--- Dataset content ---
· · ·

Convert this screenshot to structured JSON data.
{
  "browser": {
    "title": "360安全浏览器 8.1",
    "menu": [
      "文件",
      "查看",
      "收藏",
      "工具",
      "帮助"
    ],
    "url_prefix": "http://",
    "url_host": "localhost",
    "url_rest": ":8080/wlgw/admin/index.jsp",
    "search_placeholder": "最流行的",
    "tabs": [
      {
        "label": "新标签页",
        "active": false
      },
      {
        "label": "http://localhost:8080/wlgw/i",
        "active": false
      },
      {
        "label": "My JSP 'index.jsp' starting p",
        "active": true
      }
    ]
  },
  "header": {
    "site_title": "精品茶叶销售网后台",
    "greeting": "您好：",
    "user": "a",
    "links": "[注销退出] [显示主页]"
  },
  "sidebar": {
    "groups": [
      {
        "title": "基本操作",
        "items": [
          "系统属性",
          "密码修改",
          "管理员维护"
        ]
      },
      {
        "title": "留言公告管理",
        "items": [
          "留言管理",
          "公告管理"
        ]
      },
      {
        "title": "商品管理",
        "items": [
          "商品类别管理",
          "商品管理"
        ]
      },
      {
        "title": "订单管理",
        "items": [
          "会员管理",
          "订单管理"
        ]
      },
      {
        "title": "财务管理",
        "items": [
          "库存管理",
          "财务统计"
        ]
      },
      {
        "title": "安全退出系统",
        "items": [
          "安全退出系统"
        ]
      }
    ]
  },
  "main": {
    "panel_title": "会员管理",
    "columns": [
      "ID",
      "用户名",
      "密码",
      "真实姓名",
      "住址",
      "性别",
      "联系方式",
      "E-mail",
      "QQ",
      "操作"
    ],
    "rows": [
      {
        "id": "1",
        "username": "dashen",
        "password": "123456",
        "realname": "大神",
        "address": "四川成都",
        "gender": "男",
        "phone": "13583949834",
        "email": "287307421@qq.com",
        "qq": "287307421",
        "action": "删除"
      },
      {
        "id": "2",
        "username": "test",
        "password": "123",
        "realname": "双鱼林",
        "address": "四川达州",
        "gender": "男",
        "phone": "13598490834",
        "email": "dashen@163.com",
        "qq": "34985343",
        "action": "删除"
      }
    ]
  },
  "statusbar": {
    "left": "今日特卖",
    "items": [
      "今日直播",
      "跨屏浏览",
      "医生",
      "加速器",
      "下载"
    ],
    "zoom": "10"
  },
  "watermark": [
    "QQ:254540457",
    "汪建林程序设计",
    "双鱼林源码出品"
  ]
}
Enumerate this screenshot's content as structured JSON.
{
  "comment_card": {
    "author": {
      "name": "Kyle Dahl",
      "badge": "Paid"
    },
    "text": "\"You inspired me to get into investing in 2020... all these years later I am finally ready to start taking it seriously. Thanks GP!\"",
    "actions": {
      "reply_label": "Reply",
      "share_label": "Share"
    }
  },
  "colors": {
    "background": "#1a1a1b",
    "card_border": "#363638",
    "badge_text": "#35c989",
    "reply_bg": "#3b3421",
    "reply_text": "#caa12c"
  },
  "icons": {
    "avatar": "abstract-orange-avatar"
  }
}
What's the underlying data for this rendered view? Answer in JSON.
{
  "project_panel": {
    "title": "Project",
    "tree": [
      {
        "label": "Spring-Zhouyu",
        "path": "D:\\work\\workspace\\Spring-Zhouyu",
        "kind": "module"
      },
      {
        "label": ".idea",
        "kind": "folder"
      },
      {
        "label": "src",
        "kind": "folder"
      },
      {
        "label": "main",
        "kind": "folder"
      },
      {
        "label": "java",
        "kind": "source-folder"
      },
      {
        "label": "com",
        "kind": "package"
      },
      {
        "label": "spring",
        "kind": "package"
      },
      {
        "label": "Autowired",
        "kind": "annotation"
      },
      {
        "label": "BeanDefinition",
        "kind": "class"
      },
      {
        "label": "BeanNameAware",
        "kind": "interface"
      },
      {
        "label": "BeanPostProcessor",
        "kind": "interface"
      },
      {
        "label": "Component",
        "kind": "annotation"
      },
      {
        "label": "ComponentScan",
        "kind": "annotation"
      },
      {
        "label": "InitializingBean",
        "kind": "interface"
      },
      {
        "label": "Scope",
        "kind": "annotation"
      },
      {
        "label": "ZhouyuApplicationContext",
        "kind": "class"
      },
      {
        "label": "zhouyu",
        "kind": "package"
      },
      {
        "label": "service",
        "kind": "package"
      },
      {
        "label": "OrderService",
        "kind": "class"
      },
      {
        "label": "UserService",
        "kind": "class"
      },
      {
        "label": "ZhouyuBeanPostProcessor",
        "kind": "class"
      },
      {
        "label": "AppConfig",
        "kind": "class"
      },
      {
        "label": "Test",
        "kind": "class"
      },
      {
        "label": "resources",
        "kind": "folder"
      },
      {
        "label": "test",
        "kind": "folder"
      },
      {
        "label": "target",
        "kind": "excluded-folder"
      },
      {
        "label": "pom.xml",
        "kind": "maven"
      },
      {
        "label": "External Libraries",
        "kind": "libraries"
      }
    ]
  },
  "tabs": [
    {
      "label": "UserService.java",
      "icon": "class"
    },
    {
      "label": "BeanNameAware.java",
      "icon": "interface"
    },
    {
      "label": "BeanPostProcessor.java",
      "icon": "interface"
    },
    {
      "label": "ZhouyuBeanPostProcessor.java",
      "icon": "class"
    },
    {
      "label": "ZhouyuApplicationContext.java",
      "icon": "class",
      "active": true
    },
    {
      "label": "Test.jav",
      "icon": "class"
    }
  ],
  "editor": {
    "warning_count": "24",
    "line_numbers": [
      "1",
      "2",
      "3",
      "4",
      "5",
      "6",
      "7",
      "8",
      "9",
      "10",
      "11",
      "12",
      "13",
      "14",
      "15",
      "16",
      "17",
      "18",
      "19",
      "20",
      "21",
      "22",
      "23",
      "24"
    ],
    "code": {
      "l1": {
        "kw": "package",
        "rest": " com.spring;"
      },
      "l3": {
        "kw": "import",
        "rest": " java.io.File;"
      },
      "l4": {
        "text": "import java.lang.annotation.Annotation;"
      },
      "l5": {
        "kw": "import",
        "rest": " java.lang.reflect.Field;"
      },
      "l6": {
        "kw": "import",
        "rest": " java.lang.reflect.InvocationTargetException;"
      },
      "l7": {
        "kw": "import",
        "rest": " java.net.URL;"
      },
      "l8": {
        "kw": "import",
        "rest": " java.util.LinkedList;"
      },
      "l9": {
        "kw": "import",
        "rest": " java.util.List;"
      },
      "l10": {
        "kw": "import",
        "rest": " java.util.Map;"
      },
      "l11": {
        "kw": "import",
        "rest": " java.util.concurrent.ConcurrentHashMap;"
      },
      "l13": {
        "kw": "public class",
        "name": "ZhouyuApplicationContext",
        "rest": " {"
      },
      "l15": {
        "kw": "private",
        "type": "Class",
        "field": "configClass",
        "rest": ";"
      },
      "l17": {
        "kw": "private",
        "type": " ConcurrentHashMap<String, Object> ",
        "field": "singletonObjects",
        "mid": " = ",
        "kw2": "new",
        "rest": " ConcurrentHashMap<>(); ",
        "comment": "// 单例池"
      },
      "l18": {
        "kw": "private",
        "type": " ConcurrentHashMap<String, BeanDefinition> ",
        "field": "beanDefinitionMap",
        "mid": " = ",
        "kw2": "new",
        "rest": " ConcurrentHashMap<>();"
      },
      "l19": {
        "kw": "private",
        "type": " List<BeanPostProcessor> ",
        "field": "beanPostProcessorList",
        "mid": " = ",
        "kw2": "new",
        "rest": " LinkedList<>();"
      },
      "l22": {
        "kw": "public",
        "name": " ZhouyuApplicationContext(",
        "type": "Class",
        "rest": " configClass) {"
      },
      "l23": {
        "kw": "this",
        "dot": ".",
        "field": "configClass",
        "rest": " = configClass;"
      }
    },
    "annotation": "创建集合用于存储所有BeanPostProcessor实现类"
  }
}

· · ·

--- What to do ---
From the data above, copy out every line with the string "email" in it.

--- The completed task ---
        "email": "287307421@qq.com",
        "email": "dashen@163.com",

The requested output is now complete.